Portable earth anchor
A portable earth anchor and foundation pier is provided by a reinforced concrete casting around a steel skeleton comprising wheel axles, draw bar and earth penetrating tines. One embodiment of the invention has ground clearance from a bottom surface for wheel support in a first, transport position. The tines project from the top surface. When inverted for earth penetration by the tines, the transport wheels are positioned out of ground contact.
Latest Westvaco Corporation Patents:
1. Field of the Invention
The present invention relates to portable earth anchors and foundation piers. In particular, the present invention is directed to a transportable guy wire anchor for logging cable yarders.
2. Description of the Prior Art
Cable logging is a technique frequently used for removing felled trees from rough, mountainous terrain whereby a skyline cable is drawn over a sheave block near the top of a yarder mast and out from the mast over a cutting area. The distal end of the skyline is secured to the ground at a point remote from the yarder; occasionally after passing over a tail block secured to the top of second, remote end mast.
The primary skyline cable carries a sheave mounted carriage block from which a load line is dropped for picking up the load.
In this system, the yarder is a portable, usually truck mounted, power unit associated with a mast structure for driving and controlling several cable winches necessary for reeling and tensioning the skyline, load and carriage traverse cables.
Obviously, all vertical loads on a cable system are supported compressively by the mast. However, the mast, being truck mounted, has relatively little moment restraint against lateral loads. For this reason, the mast is secured laterally by guy wires tensioned from the mast a ground anchor.

▸ Listed records
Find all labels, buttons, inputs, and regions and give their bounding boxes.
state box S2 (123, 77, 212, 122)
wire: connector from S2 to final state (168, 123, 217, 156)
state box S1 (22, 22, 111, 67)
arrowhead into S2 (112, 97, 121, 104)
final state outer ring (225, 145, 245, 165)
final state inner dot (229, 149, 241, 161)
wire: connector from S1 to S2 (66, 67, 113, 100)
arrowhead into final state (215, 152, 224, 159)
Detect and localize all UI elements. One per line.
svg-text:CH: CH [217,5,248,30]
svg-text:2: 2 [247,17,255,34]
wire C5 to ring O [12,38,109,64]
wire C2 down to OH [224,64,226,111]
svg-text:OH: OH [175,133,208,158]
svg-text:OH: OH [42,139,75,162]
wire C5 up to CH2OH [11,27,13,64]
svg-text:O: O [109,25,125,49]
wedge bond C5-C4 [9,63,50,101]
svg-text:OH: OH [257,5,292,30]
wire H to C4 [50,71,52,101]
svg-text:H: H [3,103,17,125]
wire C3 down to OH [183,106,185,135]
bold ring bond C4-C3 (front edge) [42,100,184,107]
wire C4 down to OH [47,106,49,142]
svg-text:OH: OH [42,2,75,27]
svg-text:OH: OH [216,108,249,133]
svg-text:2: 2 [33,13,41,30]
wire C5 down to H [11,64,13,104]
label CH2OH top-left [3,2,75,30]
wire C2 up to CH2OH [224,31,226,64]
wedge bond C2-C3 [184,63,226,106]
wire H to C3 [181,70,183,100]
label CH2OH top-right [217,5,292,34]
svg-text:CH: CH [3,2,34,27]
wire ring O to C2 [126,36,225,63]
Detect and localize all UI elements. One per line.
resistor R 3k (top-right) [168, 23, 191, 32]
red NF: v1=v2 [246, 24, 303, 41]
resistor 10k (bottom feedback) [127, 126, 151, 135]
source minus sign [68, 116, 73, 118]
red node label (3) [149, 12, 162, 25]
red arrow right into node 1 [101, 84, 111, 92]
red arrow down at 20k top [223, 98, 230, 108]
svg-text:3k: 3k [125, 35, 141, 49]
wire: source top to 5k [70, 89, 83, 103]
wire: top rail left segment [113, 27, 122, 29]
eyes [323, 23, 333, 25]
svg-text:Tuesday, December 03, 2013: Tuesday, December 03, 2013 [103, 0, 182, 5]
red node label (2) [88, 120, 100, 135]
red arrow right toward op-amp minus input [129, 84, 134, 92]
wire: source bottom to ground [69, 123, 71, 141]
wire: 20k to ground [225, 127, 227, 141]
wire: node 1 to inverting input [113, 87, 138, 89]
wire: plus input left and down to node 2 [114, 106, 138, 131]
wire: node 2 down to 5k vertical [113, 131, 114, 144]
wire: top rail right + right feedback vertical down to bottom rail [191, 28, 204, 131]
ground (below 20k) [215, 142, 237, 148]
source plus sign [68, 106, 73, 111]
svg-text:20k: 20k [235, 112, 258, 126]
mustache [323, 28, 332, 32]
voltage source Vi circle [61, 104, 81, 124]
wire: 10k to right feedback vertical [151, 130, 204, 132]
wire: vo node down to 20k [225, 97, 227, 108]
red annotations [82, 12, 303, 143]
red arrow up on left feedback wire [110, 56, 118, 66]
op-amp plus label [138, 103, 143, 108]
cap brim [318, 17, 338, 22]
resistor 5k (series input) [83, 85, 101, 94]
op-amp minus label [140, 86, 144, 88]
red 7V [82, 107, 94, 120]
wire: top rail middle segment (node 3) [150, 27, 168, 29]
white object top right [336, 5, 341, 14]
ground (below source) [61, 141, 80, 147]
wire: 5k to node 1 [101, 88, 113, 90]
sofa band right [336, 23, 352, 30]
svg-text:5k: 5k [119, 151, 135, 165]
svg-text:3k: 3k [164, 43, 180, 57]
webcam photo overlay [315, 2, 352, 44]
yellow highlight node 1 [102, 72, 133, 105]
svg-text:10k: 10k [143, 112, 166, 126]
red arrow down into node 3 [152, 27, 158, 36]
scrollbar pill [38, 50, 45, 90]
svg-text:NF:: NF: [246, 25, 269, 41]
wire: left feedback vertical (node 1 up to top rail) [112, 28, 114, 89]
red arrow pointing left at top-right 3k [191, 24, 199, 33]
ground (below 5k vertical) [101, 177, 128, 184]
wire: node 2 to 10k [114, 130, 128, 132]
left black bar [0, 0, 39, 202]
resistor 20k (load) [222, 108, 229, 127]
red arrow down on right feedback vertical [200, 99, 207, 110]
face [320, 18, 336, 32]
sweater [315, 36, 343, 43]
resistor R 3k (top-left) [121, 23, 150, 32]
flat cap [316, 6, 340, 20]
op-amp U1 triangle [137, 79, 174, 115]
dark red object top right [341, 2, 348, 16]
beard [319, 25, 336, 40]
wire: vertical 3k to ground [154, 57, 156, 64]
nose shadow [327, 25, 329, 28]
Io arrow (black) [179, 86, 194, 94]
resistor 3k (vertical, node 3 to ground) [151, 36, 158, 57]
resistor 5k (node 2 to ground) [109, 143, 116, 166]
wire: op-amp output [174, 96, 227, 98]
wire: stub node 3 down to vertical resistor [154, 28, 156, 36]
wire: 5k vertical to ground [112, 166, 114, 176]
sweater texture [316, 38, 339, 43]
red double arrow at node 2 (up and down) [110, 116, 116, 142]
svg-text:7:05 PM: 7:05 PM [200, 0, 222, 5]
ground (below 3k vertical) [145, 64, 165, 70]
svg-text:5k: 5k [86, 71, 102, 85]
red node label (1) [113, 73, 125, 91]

---

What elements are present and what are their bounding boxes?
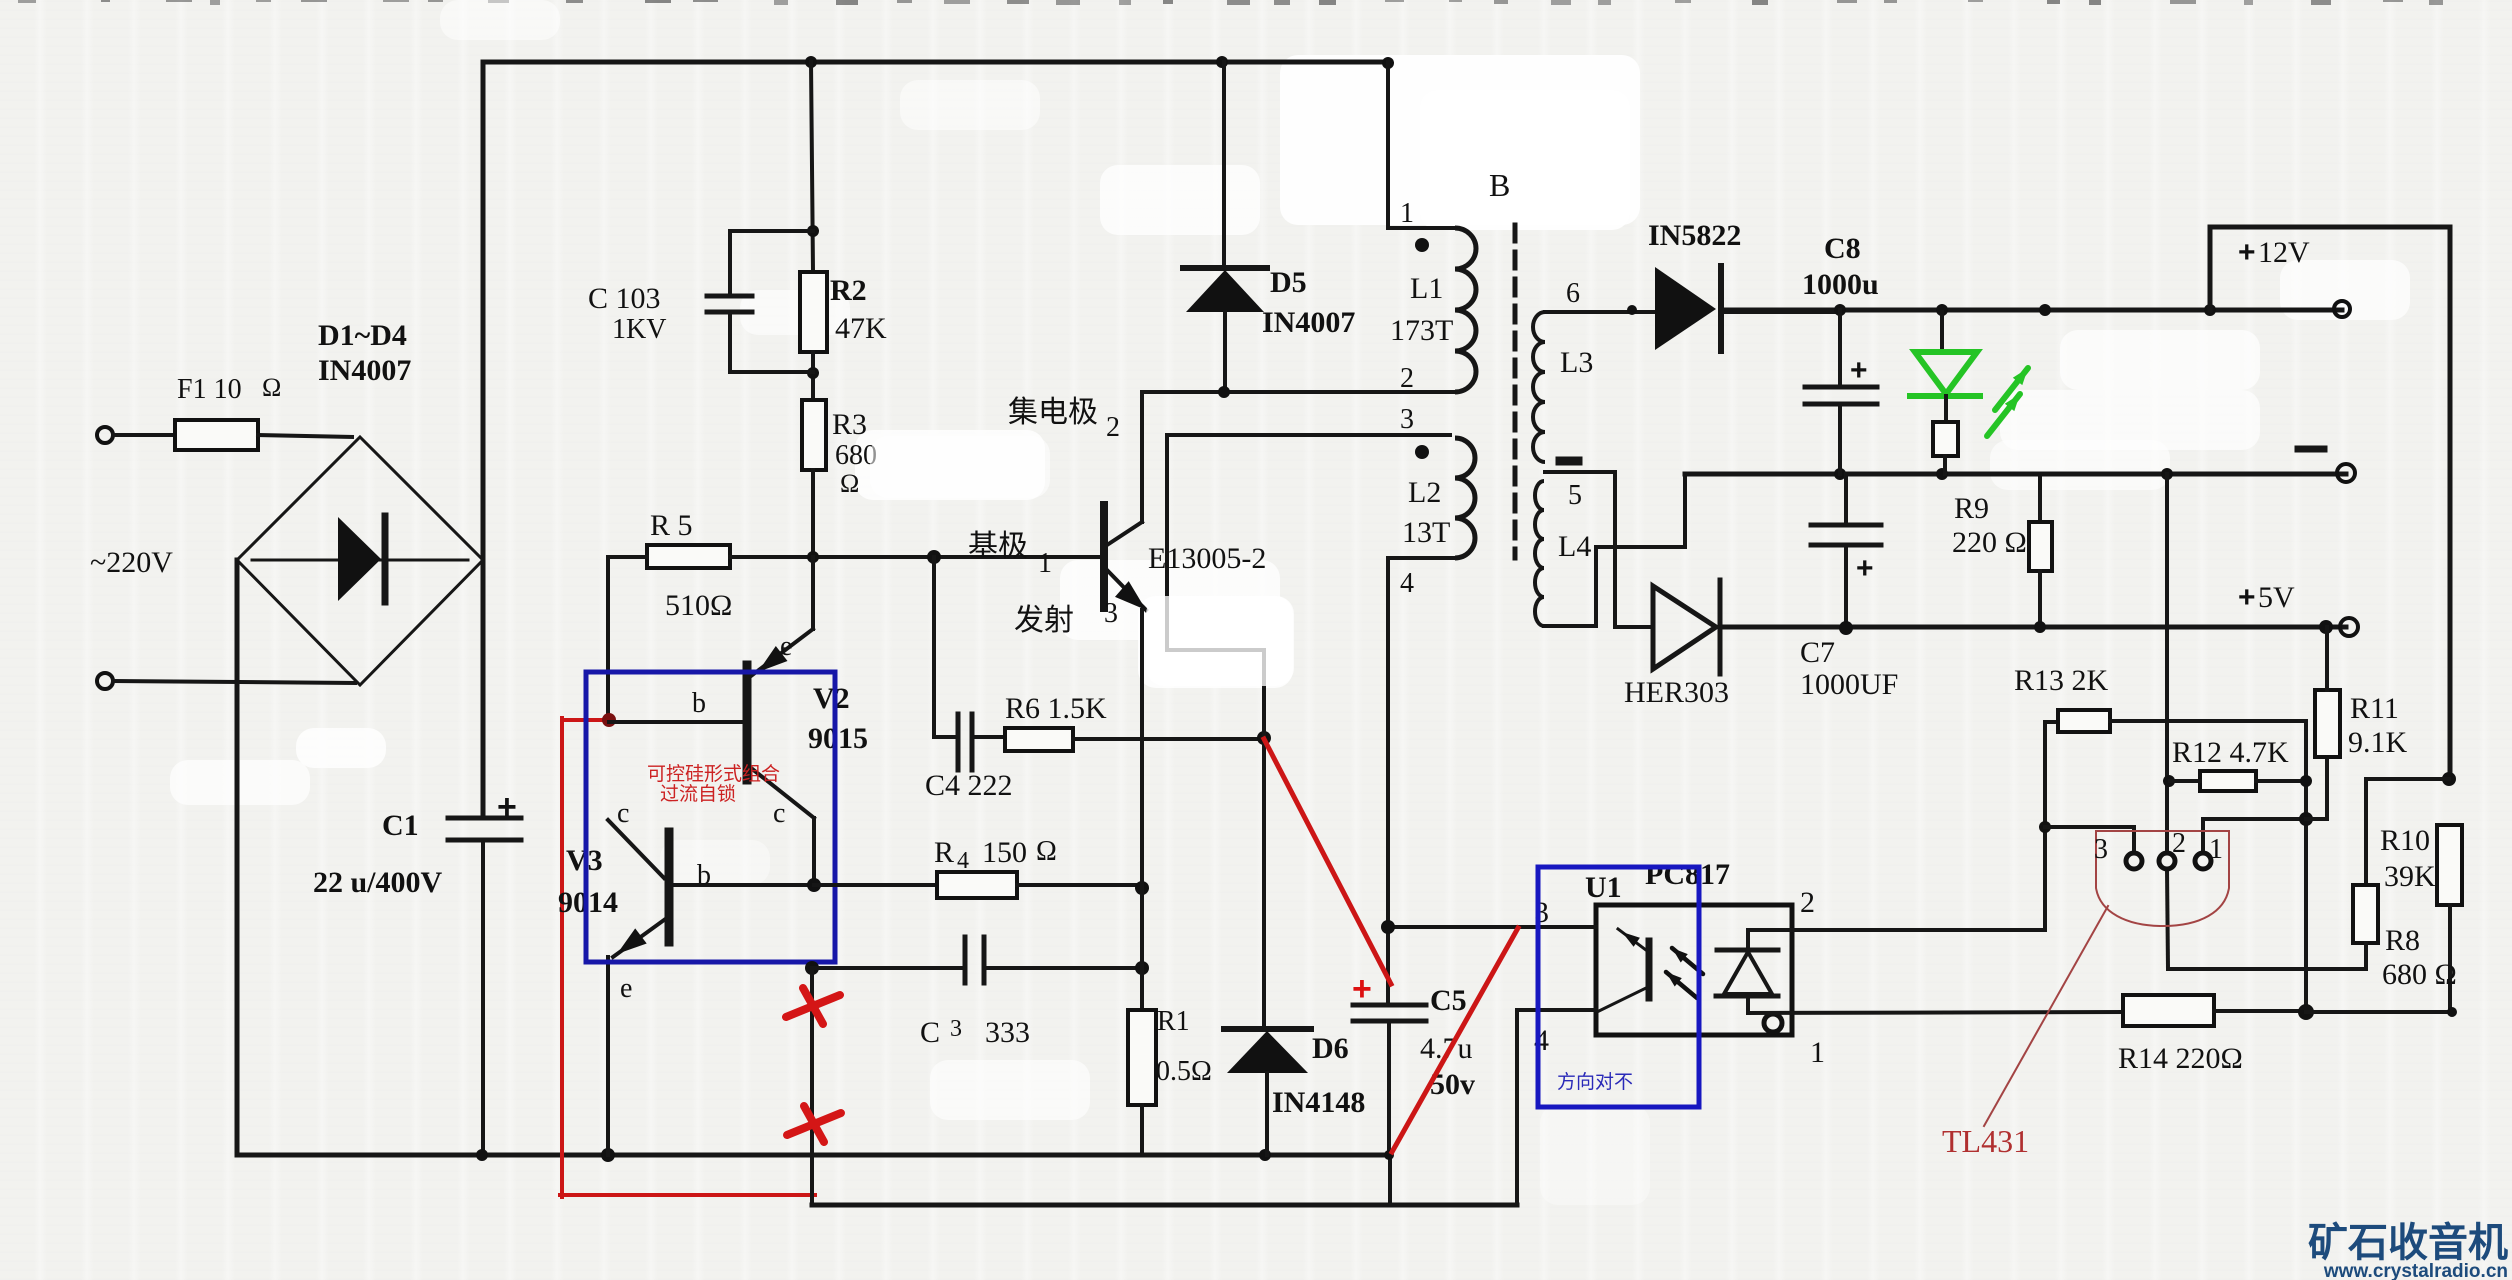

▸ Written exercise 1
In the earth anchor description, write out the stretch from "In this system, the" through "a ground anchor.".
▸ Written exercise 2
According to the earth anchor description, which cable carries the sheave mounted carriage block?
▸ Written exercise 3
Carry on the earth anchor description from where it stops.

▸ Written response 1
In this system, the yarder is a portable, usually truck mounted, power unit associated with a mast structure for driving and controlling several cable winches necessary for reeling and tensioning the skyline, load and carriage traverse cables.
Obviously, all vertical loads on a cable system are supported compressively by the mast. However, the mast, being truck mounted, has relatively little moment restraint against lateral loads. For this reason, the mast is secured laterally by guy wires tensioned from the mast a ground anchor.

▸ Written response 2
The primary skyline cable.

▸ Written response 3
As a logging operation progresses, it is necessary to frequently realign or move the cable system. Even if the yarder and mast are not physically transposed, the skyline tail will be aligned along a different azimuth to service a different radial segment of terrain from the yarder center. Such change in azimuth alignment will also require a repositionment of anchor points for the guy wires and dead lines from the mast sheave blocks.
If possible, cable system riggers seek out a large tree or stump for ground anchorage of guy wires and dead lines. However, considering the number of anchor points required for a system against the allowable cone of discretion for each, a suitable tree stump is not always available. In the absence of a suitable anchor tree or stump, the prior art practice is to secure the anchor line around a sizable log for burial at approximately six feet. Although excavating equipment such as backhoes and crawler/scrapers are normally present at logging sites for such tasks, bed rock and massive boulders underlying thin, mountainous topsoil greatly complicate the excavation task.
Collectively, therefore, appropriate anchorage of a cable system represents one of the more perplexing and frequently recurring problems in the cable riggers art and to which the present invention is addressed.
Accordingly, it is an object of the present invention to teach a method of anchoring cable systems that is as portable as the yarder and applicable to most types of forested mountain terrain.
Another object of the present invention is provision of a transportable anchor pier having sufficient mass and ground adherence to secure cable logging guy wires and dead lines.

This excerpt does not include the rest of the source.